YOUR TASK:
Look for "content" in the listing below. Gather each line that contains it.

*-*-*

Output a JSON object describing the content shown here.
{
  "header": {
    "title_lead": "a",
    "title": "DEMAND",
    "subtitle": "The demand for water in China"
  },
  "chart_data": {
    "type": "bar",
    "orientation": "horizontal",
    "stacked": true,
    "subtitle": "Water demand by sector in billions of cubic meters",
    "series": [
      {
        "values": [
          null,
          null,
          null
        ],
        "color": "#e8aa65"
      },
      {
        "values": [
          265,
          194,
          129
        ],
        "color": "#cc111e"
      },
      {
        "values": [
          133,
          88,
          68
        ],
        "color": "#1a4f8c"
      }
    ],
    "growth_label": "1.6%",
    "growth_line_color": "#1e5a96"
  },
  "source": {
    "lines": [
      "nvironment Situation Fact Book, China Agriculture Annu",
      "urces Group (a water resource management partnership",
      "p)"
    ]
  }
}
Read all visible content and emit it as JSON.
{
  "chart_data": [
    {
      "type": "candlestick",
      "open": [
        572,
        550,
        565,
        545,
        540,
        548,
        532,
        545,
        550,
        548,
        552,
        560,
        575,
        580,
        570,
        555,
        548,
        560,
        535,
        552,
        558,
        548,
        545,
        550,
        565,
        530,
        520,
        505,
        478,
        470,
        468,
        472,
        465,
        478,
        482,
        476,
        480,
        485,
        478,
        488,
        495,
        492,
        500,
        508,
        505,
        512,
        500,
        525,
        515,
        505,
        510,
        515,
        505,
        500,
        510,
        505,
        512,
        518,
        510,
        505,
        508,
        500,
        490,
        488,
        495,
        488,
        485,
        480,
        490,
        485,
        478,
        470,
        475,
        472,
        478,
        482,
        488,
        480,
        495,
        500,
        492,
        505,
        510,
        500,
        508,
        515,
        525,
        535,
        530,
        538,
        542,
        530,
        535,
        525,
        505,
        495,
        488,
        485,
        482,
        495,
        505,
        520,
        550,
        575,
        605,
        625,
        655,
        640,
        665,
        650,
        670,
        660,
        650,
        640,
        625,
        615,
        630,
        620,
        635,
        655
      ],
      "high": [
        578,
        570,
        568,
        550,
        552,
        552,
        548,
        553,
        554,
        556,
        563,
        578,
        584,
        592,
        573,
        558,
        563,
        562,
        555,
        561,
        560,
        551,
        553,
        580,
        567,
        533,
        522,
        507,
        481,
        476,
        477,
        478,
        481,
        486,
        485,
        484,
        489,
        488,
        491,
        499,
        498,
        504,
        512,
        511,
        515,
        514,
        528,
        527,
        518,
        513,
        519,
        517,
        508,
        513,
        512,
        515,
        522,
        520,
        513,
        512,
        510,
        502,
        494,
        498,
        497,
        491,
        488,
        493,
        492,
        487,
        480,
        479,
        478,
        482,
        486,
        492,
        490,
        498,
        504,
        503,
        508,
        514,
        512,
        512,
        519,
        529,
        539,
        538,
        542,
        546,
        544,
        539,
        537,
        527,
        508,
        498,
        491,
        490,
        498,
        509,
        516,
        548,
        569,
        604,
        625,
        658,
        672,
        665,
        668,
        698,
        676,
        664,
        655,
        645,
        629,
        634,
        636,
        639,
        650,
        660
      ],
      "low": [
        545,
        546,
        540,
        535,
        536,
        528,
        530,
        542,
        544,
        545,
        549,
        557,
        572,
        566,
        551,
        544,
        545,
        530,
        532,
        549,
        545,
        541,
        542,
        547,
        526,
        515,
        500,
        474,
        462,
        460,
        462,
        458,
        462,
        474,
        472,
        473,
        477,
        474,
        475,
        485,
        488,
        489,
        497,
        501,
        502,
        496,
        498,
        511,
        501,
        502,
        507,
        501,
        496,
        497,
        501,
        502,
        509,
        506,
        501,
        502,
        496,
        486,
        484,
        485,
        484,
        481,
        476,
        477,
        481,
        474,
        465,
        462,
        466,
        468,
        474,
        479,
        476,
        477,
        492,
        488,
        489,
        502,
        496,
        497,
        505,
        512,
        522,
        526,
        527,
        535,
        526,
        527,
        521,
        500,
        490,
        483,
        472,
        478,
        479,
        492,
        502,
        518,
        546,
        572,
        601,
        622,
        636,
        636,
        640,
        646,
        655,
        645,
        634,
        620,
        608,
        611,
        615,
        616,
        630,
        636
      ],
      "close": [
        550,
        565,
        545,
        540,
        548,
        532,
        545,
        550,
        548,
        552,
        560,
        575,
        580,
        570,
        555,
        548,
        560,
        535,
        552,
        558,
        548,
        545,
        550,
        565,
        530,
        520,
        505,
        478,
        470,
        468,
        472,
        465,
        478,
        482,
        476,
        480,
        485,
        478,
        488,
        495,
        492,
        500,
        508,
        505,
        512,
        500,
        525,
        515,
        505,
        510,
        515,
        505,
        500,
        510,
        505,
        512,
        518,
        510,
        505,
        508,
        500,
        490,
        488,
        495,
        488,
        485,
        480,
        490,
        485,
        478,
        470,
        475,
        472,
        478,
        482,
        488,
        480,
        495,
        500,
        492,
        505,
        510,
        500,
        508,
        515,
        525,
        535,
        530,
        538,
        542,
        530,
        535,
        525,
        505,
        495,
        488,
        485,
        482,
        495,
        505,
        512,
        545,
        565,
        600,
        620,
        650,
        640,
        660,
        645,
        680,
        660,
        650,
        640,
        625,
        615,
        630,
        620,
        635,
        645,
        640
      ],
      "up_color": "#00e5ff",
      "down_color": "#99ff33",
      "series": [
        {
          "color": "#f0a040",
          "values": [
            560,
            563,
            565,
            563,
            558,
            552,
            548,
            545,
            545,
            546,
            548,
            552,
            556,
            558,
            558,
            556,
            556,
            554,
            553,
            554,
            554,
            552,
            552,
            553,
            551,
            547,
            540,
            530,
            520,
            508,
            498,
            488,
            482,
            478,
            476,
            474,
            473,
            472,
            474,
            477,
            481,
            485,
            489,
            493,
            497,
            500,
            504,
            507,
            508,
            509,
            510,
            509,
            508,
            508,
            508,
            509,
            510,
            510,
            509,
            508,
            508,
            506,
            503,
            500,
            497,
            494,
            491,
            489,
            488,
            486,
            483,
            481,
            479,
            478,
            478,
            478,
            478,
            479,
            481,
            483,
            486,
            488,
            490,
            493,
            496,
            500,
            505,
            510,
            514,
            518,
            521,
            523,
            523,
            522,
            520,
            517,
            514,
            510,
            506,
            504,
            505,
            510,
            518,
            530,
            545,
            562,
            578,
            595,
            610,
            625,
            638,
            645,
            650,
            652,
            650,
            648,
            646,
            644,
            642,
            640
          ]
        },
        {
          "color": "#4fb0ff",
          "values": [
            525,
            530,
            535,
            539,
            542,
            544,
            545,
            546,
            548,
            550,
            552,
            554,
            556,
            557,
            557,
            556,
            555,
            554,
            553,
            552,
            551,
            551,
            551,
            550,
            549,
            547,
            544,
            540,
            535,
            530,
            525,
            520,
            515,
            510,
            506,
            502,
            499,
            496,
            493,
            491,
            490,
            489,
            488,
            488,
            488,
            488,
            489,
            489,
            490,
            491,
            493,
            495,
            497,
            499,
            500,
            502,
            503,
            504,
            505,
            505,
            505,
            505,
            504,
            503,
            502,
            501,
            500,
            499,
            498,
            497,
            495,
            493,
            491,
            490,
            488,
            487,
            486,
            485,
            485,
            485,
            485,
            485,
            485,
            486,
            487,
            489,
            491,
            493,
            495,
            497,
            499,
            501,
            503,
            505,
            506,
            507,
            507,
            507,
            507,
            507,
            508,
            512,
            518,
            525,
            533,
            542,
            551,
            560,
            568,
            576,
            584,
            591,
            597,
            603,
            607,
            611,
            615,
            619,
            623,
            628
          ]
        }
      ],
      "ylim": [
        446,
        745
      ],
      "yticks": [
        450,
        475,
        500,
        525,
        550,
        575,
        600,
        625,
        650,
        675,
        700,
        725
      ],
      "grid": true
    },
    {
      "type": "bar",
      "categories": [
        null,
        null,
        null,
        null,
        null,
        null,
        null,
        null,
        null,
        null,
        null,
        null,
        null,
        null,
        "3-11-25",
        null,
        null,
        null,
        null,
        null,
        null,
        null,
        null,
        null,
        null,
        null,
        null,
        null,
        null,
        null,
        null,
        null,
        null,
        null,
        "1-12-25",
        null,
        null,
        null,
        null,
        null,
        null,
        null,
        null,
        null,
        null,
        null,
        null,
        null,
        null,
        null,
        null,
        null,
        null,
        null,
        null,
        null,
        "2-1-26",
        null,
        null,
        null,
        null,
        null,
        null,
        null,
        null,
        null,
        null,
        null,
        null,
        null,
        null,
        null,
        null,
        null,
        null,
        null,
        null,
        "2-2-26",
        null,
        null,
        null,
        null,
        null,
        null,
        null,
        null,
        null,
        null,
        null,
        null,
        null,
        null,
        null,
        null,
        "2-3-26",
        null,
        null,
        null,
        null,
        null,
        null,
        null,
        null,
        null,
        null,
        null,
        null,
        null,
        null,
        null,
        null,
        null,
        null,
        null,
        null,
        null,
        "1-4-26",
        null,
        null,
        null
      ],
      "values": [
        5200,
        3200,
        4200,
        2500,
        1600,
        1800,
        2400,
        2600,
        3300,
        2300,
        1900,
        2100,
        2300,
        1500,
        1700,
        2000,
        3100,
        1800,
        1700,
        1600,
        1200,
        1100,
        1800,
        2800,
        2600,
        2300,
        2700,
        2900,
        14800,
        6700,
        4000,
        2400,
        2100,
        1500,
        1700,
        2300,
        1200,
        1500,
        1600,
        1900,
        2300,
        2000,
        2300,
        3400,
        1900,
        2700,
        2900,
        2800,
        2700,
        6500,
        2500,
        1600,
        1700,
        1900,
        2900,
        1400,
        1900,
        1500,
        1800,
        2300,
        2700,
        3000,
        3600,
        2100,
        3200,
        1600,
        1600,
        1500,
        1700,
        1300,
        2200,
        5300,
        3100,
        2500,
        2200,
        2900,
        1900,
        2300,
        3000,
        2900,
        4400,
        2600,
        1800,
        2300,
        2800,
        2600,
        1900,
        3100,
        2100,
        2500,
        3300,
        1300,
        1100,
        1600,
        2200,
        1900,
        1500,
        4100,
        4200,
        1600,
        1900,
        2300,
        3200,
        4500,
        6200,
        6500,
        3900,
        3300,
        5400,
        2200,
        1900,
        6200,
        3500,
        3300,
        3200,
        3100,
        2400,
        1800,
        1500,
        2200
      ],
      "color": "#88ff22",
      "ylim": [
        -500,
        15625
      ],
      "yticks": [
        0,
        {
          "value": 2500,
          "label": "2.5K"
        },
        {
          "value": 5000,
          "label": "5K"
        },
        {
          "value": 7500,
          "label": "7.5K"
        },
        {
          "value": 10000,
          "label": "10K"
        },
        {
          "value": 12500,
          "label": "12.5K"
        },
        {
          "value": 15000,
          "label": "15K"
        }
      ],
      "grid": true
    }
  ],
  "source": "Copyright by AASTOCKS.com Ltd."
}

*-*-*

ANSWER TO THIS TASK:
Output a JSON object describing the content shown here.
Read all visible content and emit it as JSON.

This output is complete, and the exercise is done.